Data entries for graphics
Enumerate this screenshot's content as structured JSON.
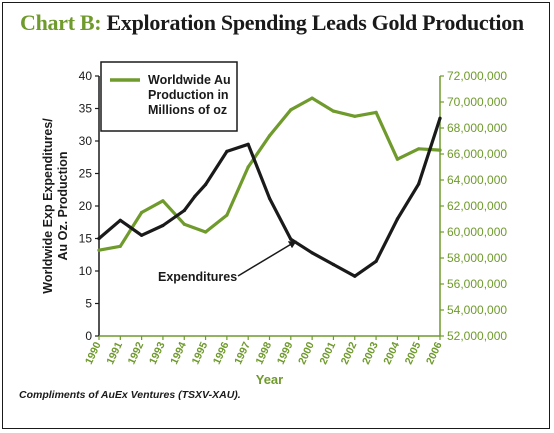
{
  "title_prefix": "Chart B:",
  "title_main": " Exploration Spending Leads Gold Production",
  "credit": "Compliments of AuEx Ventures (TSXV-XAU).",
  "colors": {
    "production": "#6f9a2c",
    "expenditures": "#1a1a1a",
    "frame": "#1a1a1a"
  },
  "chart_data": {
    "type": "line",
    "title": "Chart B: Exploration Spending Leads Gold Production",
    "xlabel": "Year",
    "ylabel_left_lines": [
      "Worldwide Exp Expenditures/",
      "Au Oz. Production"
    ],
    "ylabel_left": "Worldwide Exp Expenditures/ Au Oz. Production",
    "ylim_left": [
      0,
      40
    ],
    "yticks_left": [
      "0",
      "5",
      "10",
      "15",
      "20",
      "25",
      "30",
      "35",
      "40"
    ],
    "ylim_right": [
      52000000,
      72000000
    ],
    "yticks_right": [
      "52,000,000",
      "54,000,000",
      "56,000,000",
      "58,000,000",
      "60,000,000",
      "62,000,000",
      "64,000,000",
      "66,000,000",
      "68,000,000",
      "70,000,000",
      "72,000,000"
    ],
    "x": [
      1990,
      1991,
      1992,
      1993,
      1994,
      1995,
      1996,
      1997,
      1998,
      1999,
      2000,
      2001,
      2002,
      2003,
      2004,
      2005,
      2006
    ],
    "x_tick_labels": [
      "1990",
      "1991",
      "1992",
      "1993",
      "1994",
      "1995",
      "1996",
      "1997",
      "1998",
      "1999",
      "2000",
      "2001",
      "2002",
      "2003",
      "2004",
      "2005",
      "2006"
    ],
    "grid": false,
    "legend_position": "top-left",
    "series": [
      {
        "name": "Worldwide Au Production in Millions of oz",
        "legend_lines": [
          "Worldwide Au",
          "Production in",
          "Millions of oz"
        ],
        "axis": "right",
        "color": "#6f9a2c",
        "x": [
          1990,
          1991,
          1992,
          1993,
          1994,
          1995,
          1996,
          1997,
          1998,
          1999,
          2000,
          2001,
          2002,
          2003,
          2004,
          2005,
          2006
        ],
        "values": [
          58600000,
          58900000,
          61500000,
          62400000,
          60600000,
          60000000,
          61300000,
          65000000,
          67400000,
          69400000,
          70300000,
          69300000,
          68900000,
          69200000,
          65600000,
          66400000,
          66300000
        ]
      },
      {
        "name": "Expenditures",
        "axis": "left",
        "color": "#1a1a1a",
        "x": [
          1990,
          1991,
          1992,
          1993,
          1994,
          1994.5,
          1995,
          1996,
          1997,
          1998,
          1999,
          2000,
          2001,
          2002,
          2003,
          2004,
          2005,
          2006
        ],
        "values": [
          15.0,
          17.8,
          15.5,
          17.0,
          19.3,
          21.5,
          23.3,
          28.4,
          29.5,
          21.2,
          14.9,
          12.8,
          11.0,
          9.2,
          11.5,
          18.0,
          23.4,
          33.5
        ]
      }
    ],
    "annotations": [
      {
        "text": "Expenditures",
        "points_to": {
          "x": 1999.2,
          "y": 14.5
        }
      }
    ]
  }
}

Given problem => Keep every word of the data as it is when you write it out, but drop the pictures.

Exercise answer =>
Enumerate this screenshot's content as structured JSON.
{
  "title_prefix": "Chart B:",
  "title_main": " Exploration Spending Leads Gold Production",
  "credit": "Compliments of AuEx Ventures (TSXV-XAU).",
  "colors": {
    "production": "#6f9a2c",
    "expenditures": "#1a1a1a",
    "frame": "#1a1a1a"
  },
  "chart_data": {
    "type": "line",
    "title": "Chart B: Exploration Spending Leads Gold Production",
    "xlabel": "Year",
    "ylabel_left_lines": [
      "Worldwide Exp Expenditures/",
      "Au Oz. Production"
    ],
    "ylabel_left": "Worldwide Exp Expenditures/ Au Oz. Production",
    "ylim_left": [
      0,
      40
    ],
    "yticks_left": [
      "0",
      "5",
      "10",
      "15",
      "20",
      "25",
      "30",
      "35",
      "40"
    ],
    "ylim_right": [
      52000000,
      72000000
    ],
    "yticks_right": [
      "52,000,000",
      "54,000,000",
      "56,000,000",
      "58,000,000",
      "60,000,000",
      "62,000,000",
      "64,000,000",
      "66,000,000",
      "68,000,000",
      "70,000,000",
      "72,000,000"
    ],
    "x": [
      1990,
      1991,
      1992,
      1993,
      1994,
      1995,
      1996,
      1997,
      1998,
      1999,
      2000,
      2001,
      2002,
      2003,
      2004,
      2005,
      2006
    ],
    "x_tick_labels": [
      "1990",
      "1991",
      "1992",
      "1993",
      "1994",
      "1995",
      "1996",
      "1997",
      "1998",
      "1999",
      "2000",
      "2001",
      "2002",
      "2003",
      "2004",
      "2005",
      "2006"
    ],
    "grid": false,
    "legend_position": "top-left",
    "series": [
      {
        "name": "Worldwide Au Production in Millions of oz",
        "legend_lines": [
          "Worldwide Au",
          "Production in",
          "Millions of oz"
        ],
        "axis": "right",
        "color": "#6f9a2c",
        "x": [
          1990,
          1991,
          1992,
          1993,
          1994,
          1995,
          1996,
          1997,
          1998,
          1999,
          2000,
          2001,
          2002,
          2003,
          2004,
          2005,
          2006
        ],
        "values": [
          58600000,
          58900000,
          61500000,
          62400000,
          60600000,
          60000000,
          61300000,
          65000000,
          67400000,
          69400000,
          70300000,
          69300000,
          68900000,
          69200000,
          65600000,
          66400000,
          66300000
        ]
      },
      {
        "name": "Expenditures",
        "axis": "left",
        "color": "#1a1a1a",
        "x": [
          1990,
          1991,
          1992,
          1993,
          1994,
          1994.5,
          1995,
          1996,
          1997,
          1998,
          1999,
          2000,
          2001,
          2002,
          2003,
          2004,
          2005,
          2006
        ],
        "values": [
          15.0,
          17.8,
          15.5,
          17.0,
          19.3,
          21.5,
          23.3,
          28.4,
          29.5,
          21.2,
          14.9,
          12.8,
          11.0,
          9.2,
          11.5,
          18.0,
          23.4,
          33.5
        ]
      }
    ],
    "annotations": [
      {
        "text": "Expenditures",
        "points_to": {
          "x": 1999.2,
          "y": 14.5
        }
      }
    ]
  }
}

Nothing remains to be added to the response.